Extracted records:
^^^^^^^^
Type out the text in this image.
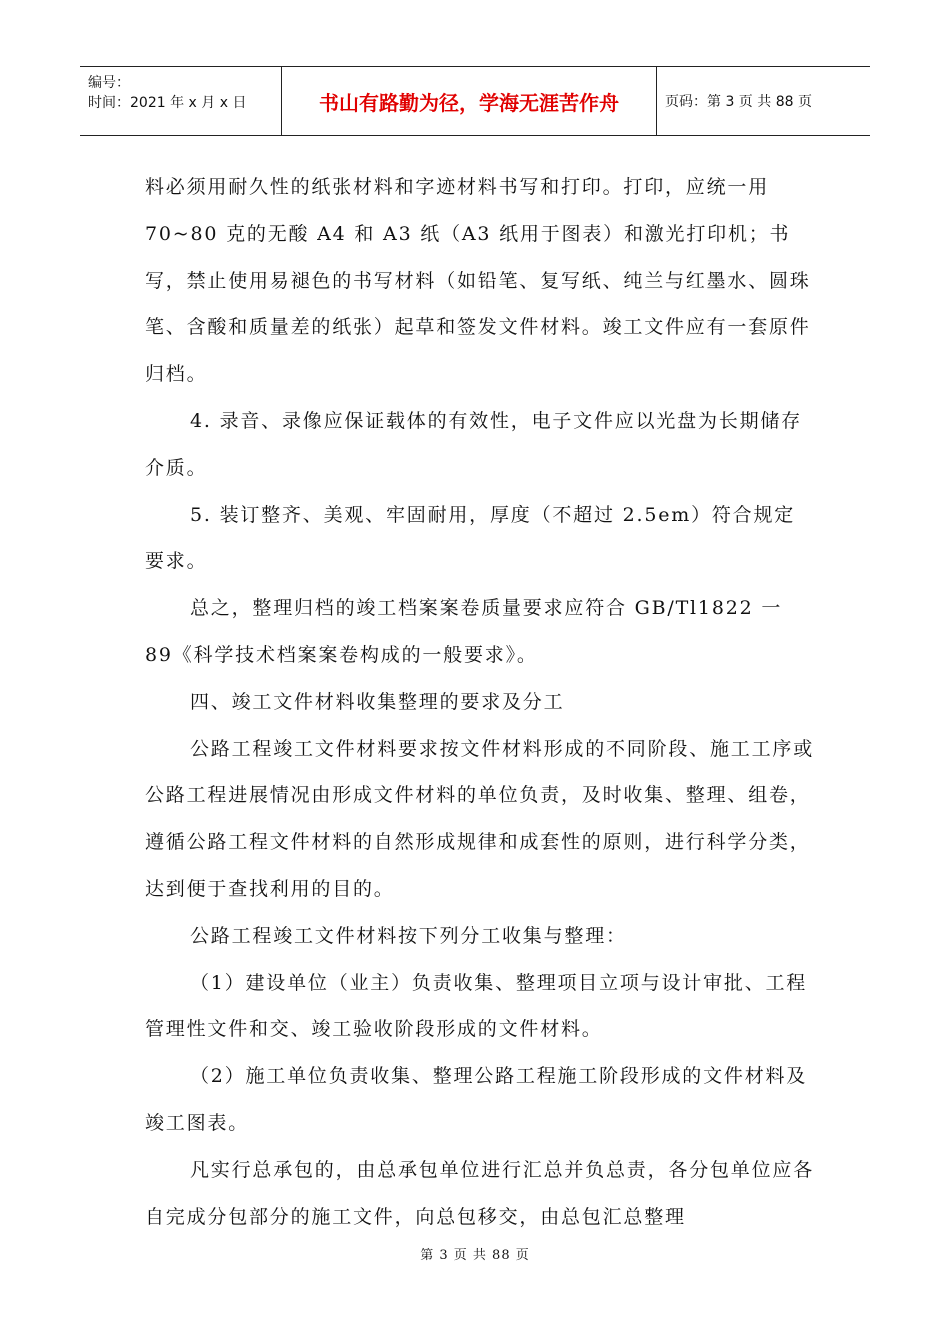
编号：
时间：2021 年 x 月 x 日	书山有路勤为径，学海无涯苦作舟	页码：第 3 页 共 88 页

料必须用耐久性的纸张材料和字迹材料书写和打印。打印，应统一用 70~80 克的无酸 A4 和 A3 纸（A3 纸用于图表）和激光打印机；书写，禁止使用易褪色的书写材料（如铅笔、复写纸、纯兰与红墨水、圆珠笔、含酸和质量差的纸张）起草和签发文件材料。竣工文件应有一套原件归档。

4. 录音、录像应保证载体的有效性，电子文件应以光盘为长期储存介质。

5. 装订整齐、美观、牢固耐用，厚度（不超过 2.5em）符合规定要求。

总之，整理归档的竣工档案案卷质量要求应符合 GB/Tl1822 一 89《科学技术档案案卷构成的一般要求》。

四、竣工文件材料收集整理的要求及分工

公路工程竣工文件材料要求按文件材料形成的不同阶段、施工工序或公路工程进展情况由形成文件材料的单位负责，及时收集、整理、组卷，遵循公路工程文件材料的自然形成规律和成套性的原则，进行科学分类，达到便于查找利用的目的。

公路工程竣工文件材料按下列分工收集与整理：

（1）建设单位（业主）负责收集、整理项目立项与设计审批、工程管理性文件和交、竣工验收阶段形成的文件材料。

（2）施工单位负责收集、整理公路工程施工阶段形成的文件材料及竣工图表。

凡实行总承包的，由总承包单位进行汇总并负总责，各分包单位应各自完成分包部分的施工文件，向总包移交，由总包汇总整理

第 3 页 共 88 页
^^^^^^^^
• Required task: Quote the full listing above word for word; exclude every picture from the copy.

• Task answer:
Type out the text in this image.
编号：
时间：2021 年 x 月 x 日	书山有路勤为径，学海无涯苦作舟	页码：第 3 页 共 88 页

料必须用耐久性的纸张材料和字迹材料书写和打印。打印，应统一用 70~80 克的无酸 A4 和 A3 纸（A3 纸用于图表）和激光打印机；书写，禁止使用易褪色的书写材料（如铅笔、复写纸、纯兰与红墨水、圆珠笔、含酸和质量差的纸张）起草和签发文件材料。竣工文件应有一套原件归档。

4. 录音、录像应保证载体的有效性，电子文件应以光盘为长期储存介质。

5. 装订整齐、美观、牢固耐用，厚度（不超过 2.5em）符合规定要求。

总之，整理归档的竣工档案案卷质量要求应符合 GB/Tl1822 一 89《科学技术档案案卷构成的一般要求》。

四、竣工文件材料收集整理的要求及分工

公路工程竣工文件材料要求按文件材料形成的不同阶段、施工工序或公路工程进展情况由形成文件材料的单位负责，及时收集、整理、组卷，遵循公路工程文件材料的自然形成规律和成套性的原则，进行科学分类，达到便于查找利用的目的。

公路工程竣工文件材料按下列分工收集与整理：

（1）建设单位（业主）负责收集、整理项目立项与设计审批、工程管理性文件和交、竣工验收阶段形成的文件材料。

（2）施工单位负责收集、整理公路工程施工阶段形成的文件材料及竣工图表。

凡实行总承包的，由总承包单位进行汇总并负总责，各分包单位应各自完成分包部分的施工文件，向总包移交，由总包汇总整理

第 3 页 共 88 页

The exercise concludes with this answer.